Present the data once more in exactly its original form.

Input rows:
----------------------------------------

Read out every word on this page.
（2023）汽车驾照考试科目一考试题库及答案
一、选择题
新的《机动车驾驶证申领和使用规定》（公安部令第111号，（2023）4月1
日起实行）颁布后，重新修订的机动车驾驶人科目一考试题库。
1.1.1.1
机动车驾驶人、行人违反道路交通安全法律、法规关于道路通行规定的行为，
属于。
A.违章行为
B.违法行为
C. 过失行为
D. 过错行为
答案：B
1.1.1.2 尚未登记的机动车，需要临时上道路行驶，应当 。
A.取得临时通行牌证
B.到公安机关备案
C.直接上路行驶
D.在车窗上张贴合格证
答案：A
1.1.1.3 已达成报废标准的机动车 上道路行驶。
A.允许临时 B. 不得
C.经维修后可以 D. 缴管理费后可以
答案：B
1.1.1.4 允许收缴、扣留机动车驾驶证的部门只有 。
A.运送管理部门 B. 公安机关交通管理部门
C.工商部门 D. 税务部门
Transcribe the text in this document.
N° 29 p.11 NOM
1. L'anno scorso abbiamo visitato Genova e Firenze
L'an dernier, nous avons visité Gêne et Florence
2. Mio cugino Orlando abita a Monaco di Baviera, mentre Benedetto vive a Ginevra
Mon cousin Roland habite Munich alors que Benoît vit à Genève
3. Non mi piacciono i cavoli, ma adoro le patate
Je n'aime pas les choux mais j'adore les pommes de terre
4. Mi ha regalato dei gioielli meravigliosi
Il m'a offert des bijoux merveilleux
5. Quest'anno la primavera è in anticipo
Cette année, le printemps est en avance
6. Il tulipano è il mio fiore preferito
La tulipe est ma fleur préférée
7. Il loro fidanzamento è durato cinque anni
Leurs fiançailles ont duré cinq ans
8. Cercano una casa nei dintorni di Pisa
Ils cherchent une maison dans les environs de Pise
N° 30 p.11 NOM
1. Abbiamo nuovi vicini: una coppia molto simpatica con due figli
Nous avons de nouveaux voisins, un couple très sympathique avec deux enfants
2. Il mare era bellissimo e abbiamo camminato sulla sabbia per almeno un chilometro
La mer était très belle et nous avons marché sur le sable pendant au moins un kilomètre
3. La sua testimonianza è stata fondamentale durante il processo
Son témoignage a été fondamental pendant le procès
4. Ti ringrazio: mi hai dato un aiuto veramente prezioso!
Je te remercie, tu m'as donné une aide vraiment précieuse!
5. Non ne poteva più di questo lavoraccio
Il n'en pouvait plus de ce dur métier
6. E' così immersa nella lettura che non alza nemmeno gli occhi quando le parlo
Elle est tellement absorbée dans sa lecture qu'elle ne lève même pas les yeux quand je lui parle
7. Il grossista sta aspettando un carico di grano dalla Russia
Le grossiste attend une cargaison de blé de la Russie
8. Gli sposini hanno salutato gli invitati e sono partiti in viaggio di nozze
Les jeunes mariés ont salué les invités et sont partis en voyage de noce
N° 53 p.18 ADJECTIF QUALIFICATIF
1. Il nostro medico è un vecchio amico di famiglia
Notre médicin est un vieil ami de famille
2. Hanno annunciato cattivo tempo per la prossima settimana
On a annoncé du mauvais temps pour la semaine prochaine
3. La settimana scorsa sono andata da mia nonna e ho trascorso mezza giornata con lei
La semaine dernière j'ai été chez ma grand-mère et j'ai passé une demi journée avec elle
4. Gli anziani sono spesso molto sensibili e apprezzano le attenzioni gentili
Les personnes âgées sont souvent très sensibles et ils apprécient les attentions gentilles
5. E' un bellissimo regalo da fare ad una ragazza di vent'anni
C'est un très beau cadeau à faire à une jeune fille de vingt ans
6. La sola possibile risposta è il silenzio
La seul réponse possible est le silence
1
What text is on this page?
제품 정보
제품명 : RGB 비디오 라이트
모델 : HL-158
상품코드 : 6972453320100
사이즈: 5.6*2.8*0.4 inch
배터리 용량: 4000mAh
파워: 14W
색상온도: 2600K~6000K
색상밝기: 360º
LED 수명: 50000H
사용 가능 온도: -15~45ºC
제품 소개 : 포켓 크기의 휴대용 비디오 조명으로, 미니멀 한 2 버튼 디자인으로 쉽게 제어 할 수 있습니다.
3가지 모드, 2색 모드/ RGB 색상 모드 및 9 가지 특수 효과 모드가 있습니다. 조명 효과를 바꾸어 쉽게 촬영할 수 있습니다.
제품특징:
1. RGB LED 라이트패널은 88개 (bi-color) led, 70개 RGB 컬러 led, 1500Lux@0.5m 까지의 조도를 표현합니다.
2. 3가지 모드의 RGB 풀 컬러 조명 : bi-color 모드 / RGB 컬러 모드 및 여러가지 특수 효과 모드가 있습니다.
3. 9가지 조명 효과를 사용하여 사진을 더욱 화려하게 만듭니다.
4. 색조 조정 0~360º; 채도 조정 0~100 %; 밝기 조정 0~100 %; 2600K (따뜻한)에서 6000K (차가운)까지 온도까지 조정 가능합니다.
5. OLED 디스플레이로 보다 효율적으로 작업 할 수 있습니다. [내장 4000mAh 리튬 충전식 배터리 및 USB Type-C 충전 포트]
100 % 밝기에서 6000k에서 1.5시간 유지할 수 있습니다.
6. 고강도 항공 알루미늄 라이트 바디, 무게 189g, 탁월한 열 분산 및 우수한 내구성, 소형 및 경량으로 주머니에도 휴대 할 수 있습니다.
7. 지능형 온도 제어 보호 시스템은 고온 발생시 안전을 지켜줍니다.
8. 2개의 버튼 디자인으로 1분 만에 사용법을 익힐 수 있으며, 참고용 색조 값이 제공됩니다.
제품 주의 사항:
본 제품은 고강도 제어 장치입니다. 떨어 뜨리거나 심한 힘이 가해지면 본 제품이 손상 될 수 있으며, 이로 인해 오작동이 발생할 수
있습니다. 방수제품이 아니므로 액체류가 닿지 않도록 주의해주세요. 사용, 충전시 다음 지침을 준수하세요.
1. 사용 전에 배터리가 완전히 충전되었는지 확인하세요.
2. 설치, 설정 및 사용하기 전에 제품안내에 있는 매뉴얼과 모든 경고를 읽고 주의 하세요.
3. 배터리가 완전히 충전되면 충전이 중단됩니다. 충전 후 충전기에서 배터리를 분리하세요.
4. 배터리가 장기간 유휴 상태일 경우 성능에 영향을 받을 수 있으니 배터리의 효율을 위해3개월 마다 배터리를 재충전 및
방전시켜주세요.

----------------------------------------

Correct answer:
Read out every word on this page.
（2023）汽车驾照考试科目一考试题库及答案
一、选择题
新的《机动车驾驶证申领和使用规定》（公安部令第111号，（2023）4月1
日起实行）颁布后，重新修订的机动车驾驶人科目一考试题库。
1.1.1.1
机动车驾驶人、行人违反道路交通安全法律、法规关于道路通行规定的行为，
属于。
A.违章行为
B.违法行为
C. 过失行为
D. 过错行为
答案：B
1.1.1.2 尚未登记的机动车，需要临时上道路行驶，应当 。
A.取得临时通行牌证
B.到公安机关备案
C.直接上路行驶
D.在车窗上张贴合格证
答案：A
1.1.1.3 已达成报废标准的机动车 上道路行驶。
A.允许临时 B. 不得
C.经维修后可以 D. 缴管理费后可以
答案：B
1.1.1.4 允许收缴、扣留机动车驾驶证的部门只有 。
A.运送管理部门 B. 公安机关交通管理部门
C.工商部门 D. 税务部门
Transcribe the text in this document.
N° 29 p.11 NOM
1. L'anno scorso abbiamo visitato Genova e Firenze
L'an dernier, nous avons visité Gêne et Florence
2. Mio cugino Orlando abita a Monaco di Baviera, mentre Benedetto vive a Ginevra
Mon cousin Roland habite Munich alors que Benoît vit à Genève
3. Non mi piacciono i cavoli, ma adoro le patate
Je n'aime pas les choux mais j'adore les pommes de terre
4. Mi ha regalato dei gioielli meravigliosi
Il m'a offert des bijoux merveilleux
5. Quest'anno la primavera è in anticipo
Cette année, le printemps est en avance
6. Il tulipano è il mio fiore preferito
La tulipe est ma fleur préférée
7. Il loro fidanzamento è durato cinque anni
Leurs fiançailles ont duré cinq ans
8. Cercano una casa nei dintorni di Pisa
Ils cherchent une maison dans les environs de Pise
N° 30 p.11 NOM
1. Abbiamo nuovi vicini: una coppia molto simpatica con due figli
Nous avons de nouveaux voisins, un couple très sympathique avec deux enfants
2. Il mare era bellissimo e abbiamo camminato sulla sabbia per almeno un chilometro
La mer était très belle et nous avons marché sur le sable pendant au moins un kilomètre
3. La sua testimonianza è stata fondamentale durante il processo
Son témoignage a été fondamental pendant le procès
4. Ti ringrazio: mi hai dato un aiuto veramente prezioso!
Je te remercie, tu m'as donné une aide vraiment précieuse!
5. Non ne poteva più di questo lavoraccio
Il n'en pouvait plus de ce dur métier
6. E' così immersa nella lettura che non alza nemmeno gli occhi quando le parlo
Elle est tellement absorbée dans sa lecture qu'elle ne lève même pas les yeux quand je lui parle
7. Il grossista sta aspettando un carico di grano dalla Russia
Le grossiste attend une cargaison de blé de la Russie
8. Gli sposini hanno salutato gli invitati e sono partiti in viaggio di nozze
Les jeunes mariés ont salué les invités et sont partis en voyage de noce
N° 53 p.18 ADJECTIF QUALIFICATIF
1. Il nostro medico è un vecchio amico di famiglia
Notre médicin est un vieil ami de famille
2. Hanno annunciato cattivo tempo per la prossima settimana
On a annoncé du mauvais temps pour la semaine prochaine
3. La settimana scorsa sono andata da mia nonna e ho trascorso mezza giornata con lei
La semaine dernière j'ai été chez ma grand-mère et j'ai passé une demi journée avec elle
4. Gli anziani sono spesso molto sensibili e apprezzano le attenzioni gentili
Les personnes âgées sont souvent très sensibles et ils apprécient les attentions gentilles
5. E' un bellissimo regalo da fare ad una ragazza di vent'anni
C'est un très beau cadeau à faire à une jeune fille de vingt ans
6. La sola possibile risposta è il silenzio
La seul réponse possible est le silence
1
What text is on this page?
제품 정보
제품명 : RGB 비디오 라이트
모델 : HL-158
상품코드 : 6972453320100
사이즈: 5.6*2.8*0.4 inch
배터리 용량: 4000mAh
파워: 14W
색상온도: 2600K~6000K
색상밝기: 360º
LED 수명: 50000H
사용 가능 온도: -15~45ºC
제품 소개 : 포켓 크기의 휴대용 비디오 조명으로, 미니멀 한 2 버튼 디자인으로 쉽게 제어 할 수 있습니다.
3가지 모드, 2색 모드/ RGB 색상 모드 및 9 가지 특수 효과 모드가 있습니다. 조명 효과를 바꾸어 쉽게 촬영할 수 있습니다.
제품특징:
1. RGB LED 라이트패널은 88개 (bi-color) led, 70개 RGB 컬러 led, 1500Lux@0.5m 까지의 조도를 표현합니다.
2. 3가지 모드의 RGB 풀 컬러 조명 : bi-color 모드 / RGB 컬러 모드 및 여러가지 특수 효과 모드가 있습니다.
3. 9가지 조명 효과를 사용하여 사진을 더욱 화려하게 만듭니다.
4. 색조 조정 0~360º; 채도 조정 0~100 %; 밝기 조정 0~100 %; 2600K (따뜻한)에서 6000K (차가운)까지 온도까지 조정 가능합니다.
5. OLED 디스플레이로 보다 효율적으로 작업 할 수 있습니다. [내장 4000mAh 리튬 충전식 배터리 및 USB Type-C 충전 포트]
100 % 밝기에서 6000k에서 1.5시간 유지할 수 있습니다.
6. 고강도 항공 알루미늄 라이트 바디, 무게 189g, 탁월한 열 분산 및 우수한 내구성, 소형 및 경량으로 주머니에도 휴대 할 수 있습니다.
7. 지능형 온도 제어 보호 시스템은 고온 발생시 안전을 지켜줍니다.
8. 2개의 버튼 디자인으로 1분 만에 사용법을 익힐 수 있으며, 참고용 색조 값이 제공됩니다.
제품 주의 사항:
본 제품은 고강도 제어 장치입니다. 떨어 뜨리거나 심한 힘이 가해지면 본 제품이 손상 될 수 있으며, 이로 인해 오작동이 발생할 수
있습니다. 방수제품이 아니므로 액체류가 닿지 않도록 주의해주세요. 사용, 충전시 다음 지침을 준수하세요.
1. 사용 전에 배터리가 완전히 충전되었는지 확인하세요.
2. 설치, 설정 및 사용하기 전에 제품안내에 있는 매뉴얼과 모든 경고를 읽고 주의 하세요.
3. 배터리가 완전히 충전되면 충전이 중단됩니다. 충전 후 충전기에서 배터리를 분리하세요.
4. 배터리가 장기간 유휴 상태일 경우 성능에 영향을 받을 수 있으니 배터리의 효율을 위해3개월 마다 배터리를 재충전 및
방전시켜주세요.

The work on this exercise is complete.